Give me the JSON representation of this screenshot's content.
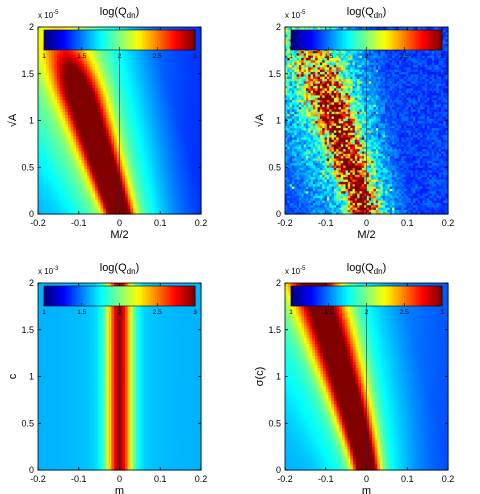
{
  "chart_data": [
    {
      "type": "heatmap",
      "title": "log(Q_dn)",
      "xlabel": "M/2",
      "ylabel": "√A",
      "exponent_label": "x 10^-5",
      "xlim": [
        -0.2,
        0.2
      ],
      "ylim": [
        0,
        2
      ],
      "xticks": [
        "-0.2",
        "-0.1",
        "0",
        "0.1",
        "0.2"
      ],
      "yticks": [
        "0",
        "0.5",
        "1",
        "1.5",
        "2"
      ],
      "colorbar": {
        "range": [
          1,
          3
        ],
        "ticks": [
          "1",
          "1.5",
          "2",
          "2.5",
          "3"
        ]
      },
      "pattern": "diagonal-ridge-smooth"
    },
    {
      "type": "heatmap",
      "title": "log(Q_dn)",
      "xlabel": "M/2",
      "ylabel": "√A",
      "exponent_label": "x 10^-5",
      "xlim": [
        -0.2,
        0.2
      ],
      "ylim": [
        0,
        2
      ],
      "xticks": [
        "-0.2",
        "-0.1",
        "0",
        "0.1",
        "0.2"
      ],
      "yticks": [
        "0",
        "0.5",
        "1",
        "1.5",
        "2"
      ],
      "colorbar": {
        "range": [
          1,
          3
        ],
        "ticks": [
          "1",
          "1.5",
          "2",
          "2.5",
          "3"
        ]
      },
      "pattern": "diagonal-ridge-noisy"
    },
    {
      "type": "heatmap",
      "title": "log(Q_dn)",
      "xlabel": "m",
      "ylabel": "c",
      "exponent_label": "x 10^-3",
      "xlim": [
        -0.2,
        0.2
      ],
      "ylim": [
        0,
        2
      ],
      "xticks": [
        "-0.2",
        "-0.1",
        "0",
        "0.1",
        "0.2"
      ],
      "yticks": [
        "0",
        "0.5",
        "1",
        "1.5",
        "2"
      ],
      "colorbar": {
        "range": [
          1,
          3
        ],
        "ticks": [
          "1",
          "1.5",
          "2",
          "2.5",
          "3"
        ]
      },
      "pattern": "vertical-band"
    },
    {
      "type": "heatmap",
      "title": "log(Q_dn)",
      "xlabel": "m",
      "ylabel": "σ(c)",
      "exponent_label": "x 10^-5",
      "xlim": [
        -0.2,
        0.2
      ],
      "ylim": [
        0,
        2
      ],
      "xticks": [
        "-0.2",
        "-0.1",
        "0",
        "0.1",
        "0.2"
      ],
      "yticks": [
        "0",
        "0.5",
        "1",
        "1.5",
        "2"
      ],
      "colorbar": {
        "range": [
          1,
          3
        ],
        "ticks": [
          "1",
          "1.5",
          "2",
          "2.5",
          "3"
        ]
      },
      "pattern": "curved-ridge"
    }
  ]
}
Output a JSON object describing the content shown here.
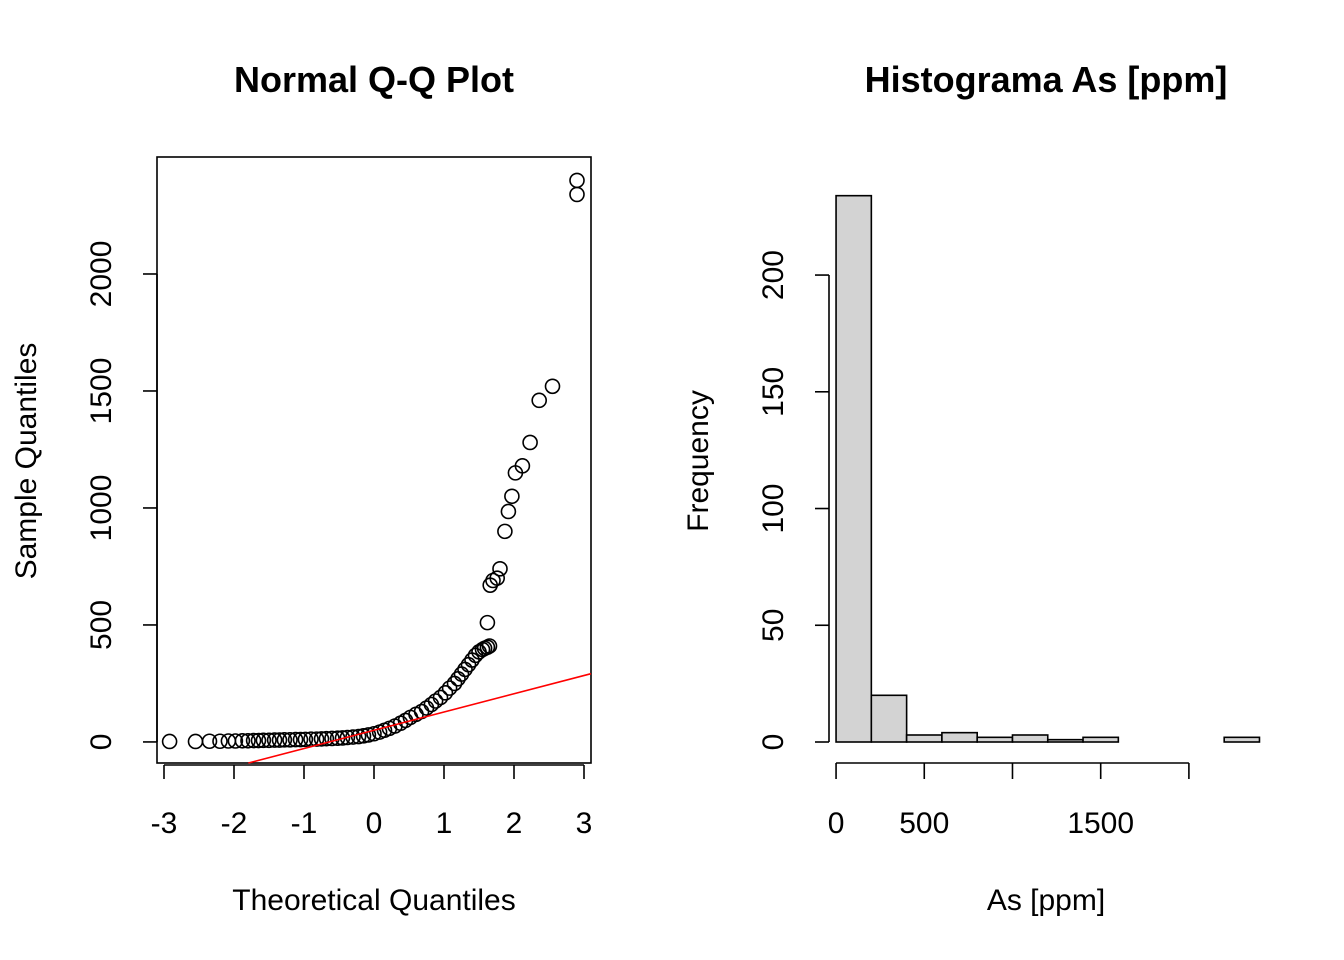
{
  "chart_data": [
    {
      "type": "scatter",
      "title": "Normal Q-Q Plot",
      "xlabel": "Theoretical Quantiles",
      "ylabel": "Sample Quantiles",
      "xlim": [
        -3.1,
        3.1
      ],
      "ylim": [
        -90,
        2500
      ],
      "x_ticks": [
        -3,
        -2,
        -1,
        0,
        1,
        2,
        3
      ],
      "y_ticks": [
        0,
        500,
        1000,
        1500,
        2000
      ],
      "reference_line": {
        "intercept": 50,
        "slope": 78,
        "color": "#ff0000"
      },
      "points": {
        "x": [
          -2.92,
          -2.55,
          -2.35,
          -2.2,
          -2.08,
          -1.98,
          -1.88,
          -1.8,
          -1.72,
          -1.65,
          -1.58,
          -1.5,
          -1.42,
          -1.35,
          -1.28,
          -1.2,
          -1.12,
          -1.05,
          -0.98,
          -0.9,
          -0.82,
          -0.75,
          -0.68,
          -0.6,
          -0.52,
          -0.45,
          -0.38,
          -0.3,
          -0.22,
          -0.15,
          -0.08,
          0.0,
          0.08,
          0.15,
          0.22,
          0.3,
          0.38,
          0.45,
          0.52,
          0.6,
          0.68,
          0.75,
          0.82,
          0.88,
          0.95,
          1.02,
          1.08,
          1.15,
          1.2,
          1.25,
          1.3,
          1.35,
          1.4,
          1.45,
          1.5,
          1.55,
          1.58,
          1.62,
          1.65,
          1.62,
          1.66,
          1.7,
          1.76,
          1.8,
          1.87,
          1.92,
          1.97,
          2.02,
          2.12,
          2.23,
          2.36,
          2.55,
          2.9
        ],
        "y": [
          2,
          2,
          3,
          3,
          4,
          4,
          5,
          5,
          6,
          6,
          7,
          7,
          8,
          8,
          9,
          9,
          10,
          10,
          11,
          12,
          12,
          13,
          14,
          15,
          16,
          17,
          19,
          21,
          23,
          26,
          30,
          35,
          42,
          50,
          58,
          68,
          80,
          92,
          105,
          118,
          130,
          145,
          160,
          175,
          190,
          210,
          230,
          250,
          270,
          290,
          310,
          330,
          350,
          370,
          385,
          395,
          400,
          405,
          410,
          510,
          670,
          690,
          700,
          740,
          900,
          985,
          1050,
          1150,
          1180,
          1280,
          1460,
          1520,
          2340
        ],
        "y_extra_top": 2400
      }
    },
    {
      "type": "bar",
      "title": "Histograma As [ppm]",
      "xlabel": "As [ppm]",
      "ylabel": "Frequency",
      "xlim": [
        -40,
        2420
      ],
      "ylim": [
        0,
        242
      ],
      "x_ticks": [
        0,
        500,
        1000,
        1500,
        2000
      ],
      "x_tick_labels": [
        "0",
        "500",
        "",
        "1500",
        ""
      ],
      "y_ticks": [
        0,
        50,
        100,
        150,
        200
      ],
      "bin_width": 200,
      "bin_starts": [
        0,
        200,
        400,
        600,
        800,
        1000,
        1200,
        1400,
        1600,
        1800,
        2000,
        2200
      ],
      "values": [
        234,
        20,
        3,
        4,
        2,
        3,
        1,
        2,
        0,
        0,
        0,
        2
      ]
    }
  ]
}
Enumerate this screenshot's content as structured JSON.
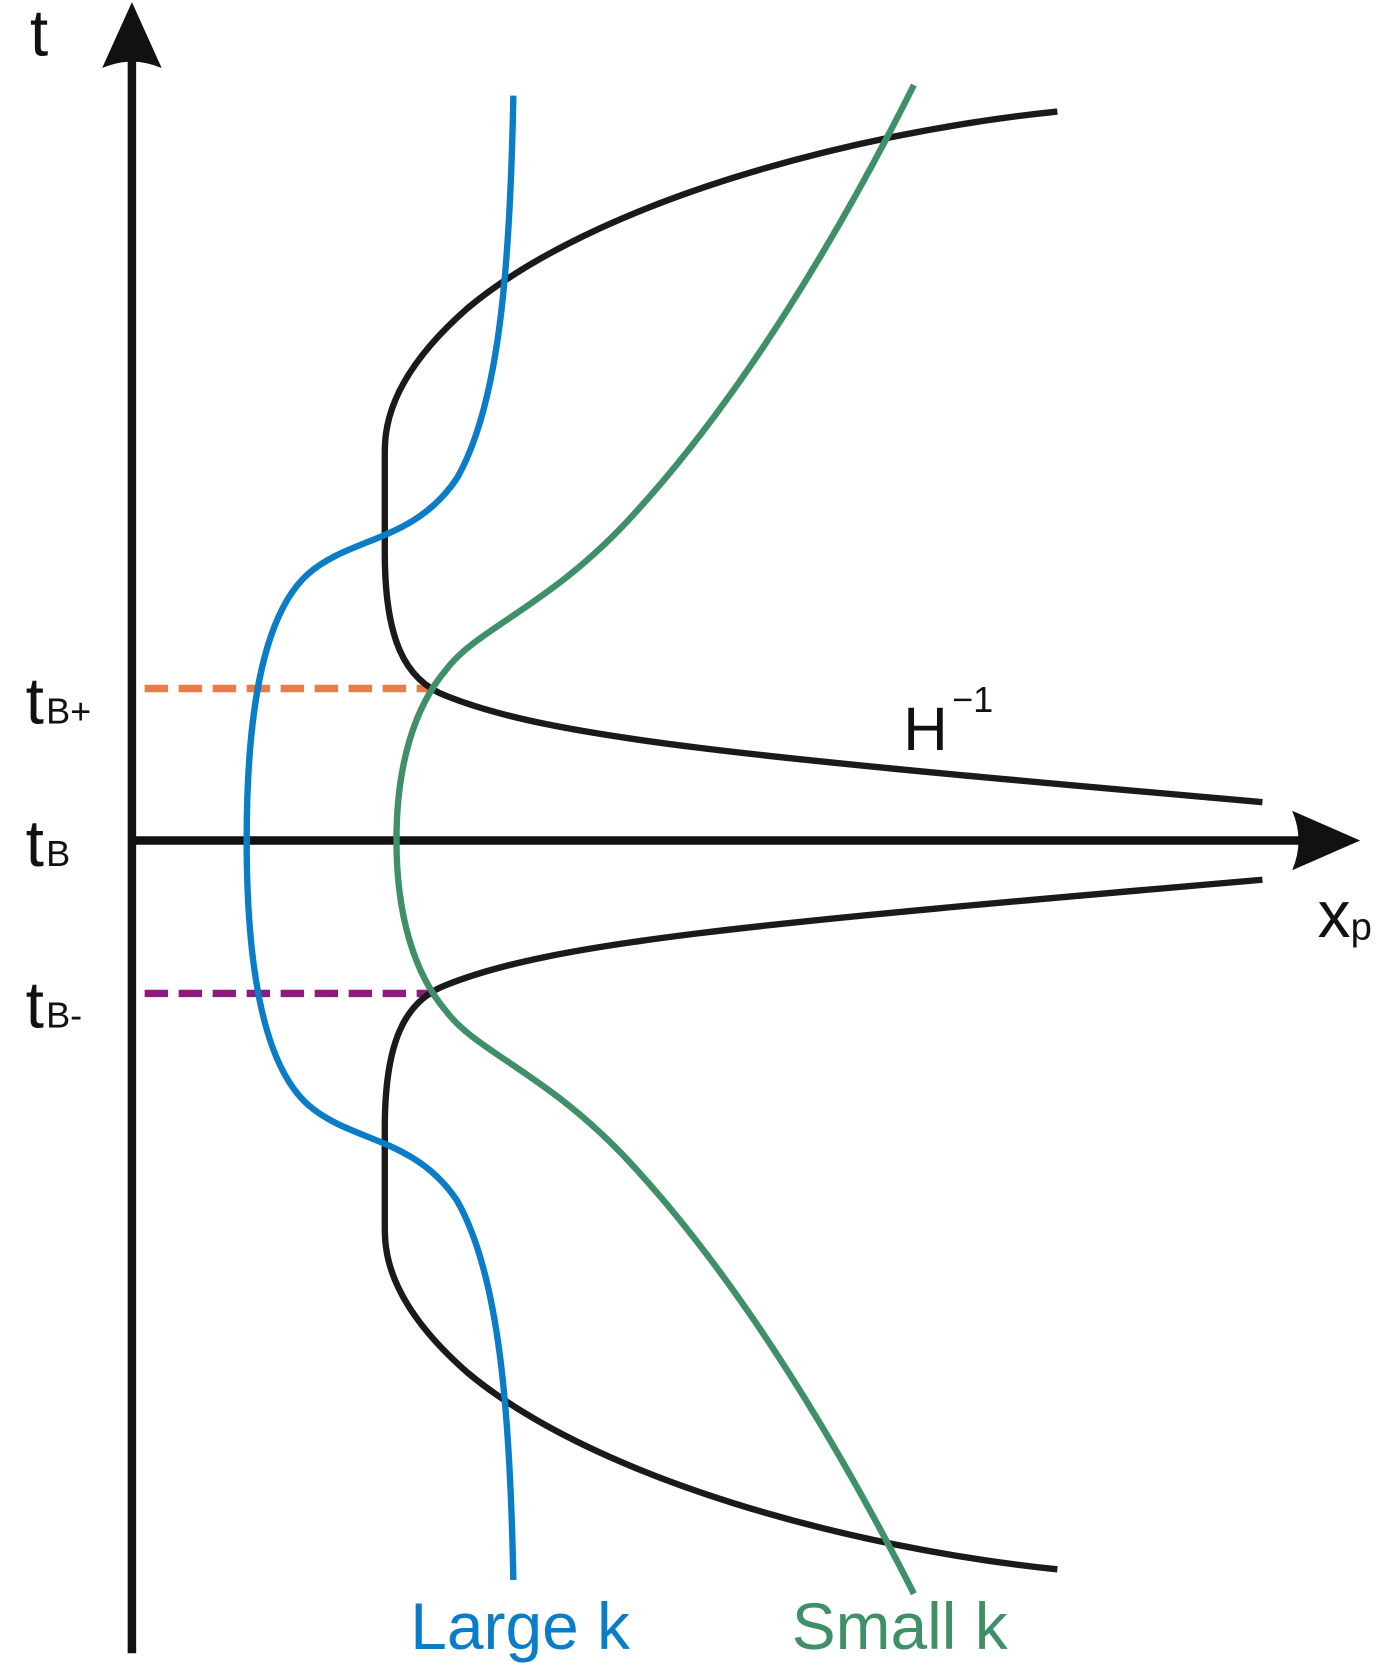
{
  "axes": {
    "y_label": "t",
    "x_label": "x",
    "x_label_sub": "p"
  },
  "ticks": {
    "tB_plus": {
      "main": "t",
      "sub": "B+"
    },
    "tB": {
      "main": "t",
      "sub": "B"
    },
    "tB_minus": {
      "main": "t",
      "sub": "B-"
    }
  },
  "annotation": {
    "base": "H",
    "sup": "−1"
  },
  "legend": {
    "large_k": "Large k",
    "small_k": "Small k"
  },
  "colors": {
    "axis": "#111111",
    "horizon_curve": "#1a1a1a",
    "large_k": "#0a7dc6",
    "small_k": "#3f9068",
    "tB_plus_line": "#e97c48",
    "tB_minus_line": "#8a1c7c"
  }
}
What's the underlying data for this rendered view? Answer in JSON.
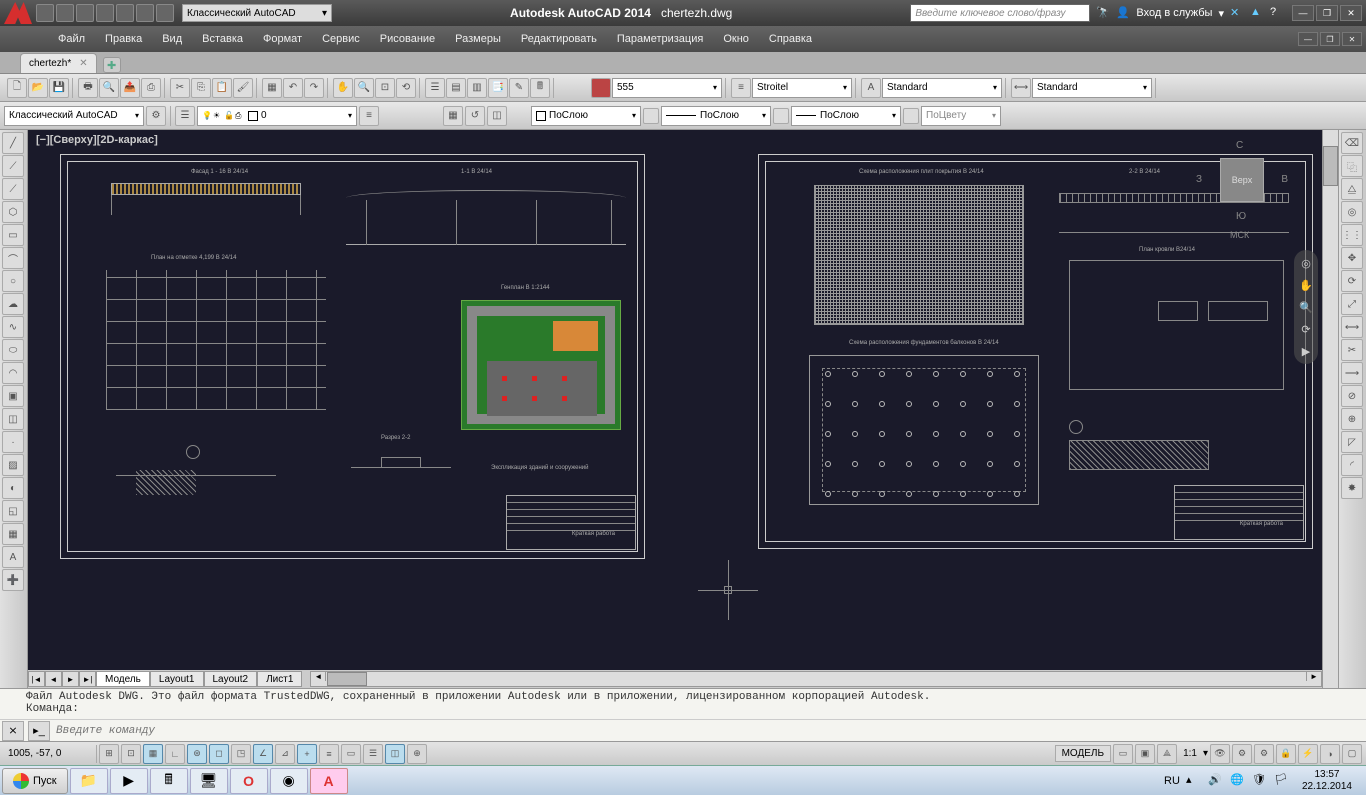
{
  "app": {
    "name": "Autodesk AutoCAD 2014",
    "file": "chertezh.dwg"
  },
  "workspace_dd": "Классический AutoCAD",
  "search_placeholder": "Введите ключевое слово/фразу",
  "signin": "Вход в службы",
  "menus": [
    "Файл",
    "Правка",
    "Вид",
    "Вставка",
    "Формат",
    "Сервис",
    "Рисование",
    "Размеры",
    "Редактировать",
    "Параметризация",
    "Окно",
    "Справка"
  ],
  "doc_tab": "chertezh*",
  "props": {
    "color": "555",
    "linetype_mgr": "Stroitel",
    "text_style": "Standard",
    "dim_style": "Standard"
  },
  "row2": {
    "workspace": "Классический AutoCAD",
    "layer": "0",
    "color": "ПоСлою",
    "linetype": "ПоСлою",
    "lineweight": "ПоСлою",
    "plotstyle": "ПоЦвету"
  },
  "viewport_label": "[−][Сверху][2D-каркас]",
  "viewcube": {
    "face": "Верх",
    "n": "С",
    "e": "В",
    "s": "Ю",
    "w": "З",
    "wcs": "МСК"
  },
  "layout_tabs": [
    "Модель",
    "Layout1",
    "Layout2",
    "Лист1"
  ],
  "cmd_log": "Файл Autodesk DWG. Это файл формата TrustedDWG, сохраненный в приложении Autodesk или в приложении, лицензированном корпорацией Autodesk.\nКоманда:",
  "cmd_placeholder": "Введите команду",
  "status": {
    "coords": "1005, -57, 0",
    "model": "МОДЕЛЬ",
    "scale": "1:1",
    "lang": "RU"
  },
  "clock": {
    "time": "13:57",
    "date": "22.12.2014"
  },
  "start_label": "Пуск",
  "colors": {
    "canvas_bg": "#1a1a2a",
    "sheet_border": "#cccccc",
    "site_green": "#2a7a2a",
    "site_orange": "#d88838",
    "elev_hatch": "#aa8844"
  },
  "drawings": {
    "sheet1": {
      "labels": [
        "Фасад 1 - 16  В 24/14",
        "1-1  В 24/14",
        "План на отметке 4,199 В 24/14",
        "Генплан  В 1:2144",
        "Разрез 2-2",
        "Экспликация зданий и сооружений",
        "Краткая работа"
      ]
    },
    "sheet2": {
      "labels": [
        "Схема расположения плит покрытия  В 24/14",
        "2-2  В 24/14",
        "План кровли  В24/14",
        "Схема расположения фундаментов балконов  В 24/14",
        "Краткая работа"
      ]
    }
  }
}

→ **Task to carry out**: Review the material and copy each line in which the word "Введите" appears.

→ **Exercise response**:
  "search_placeholder": "Введите ключевое слово/фразу",
  "cmd_placeholder": "Введите команду",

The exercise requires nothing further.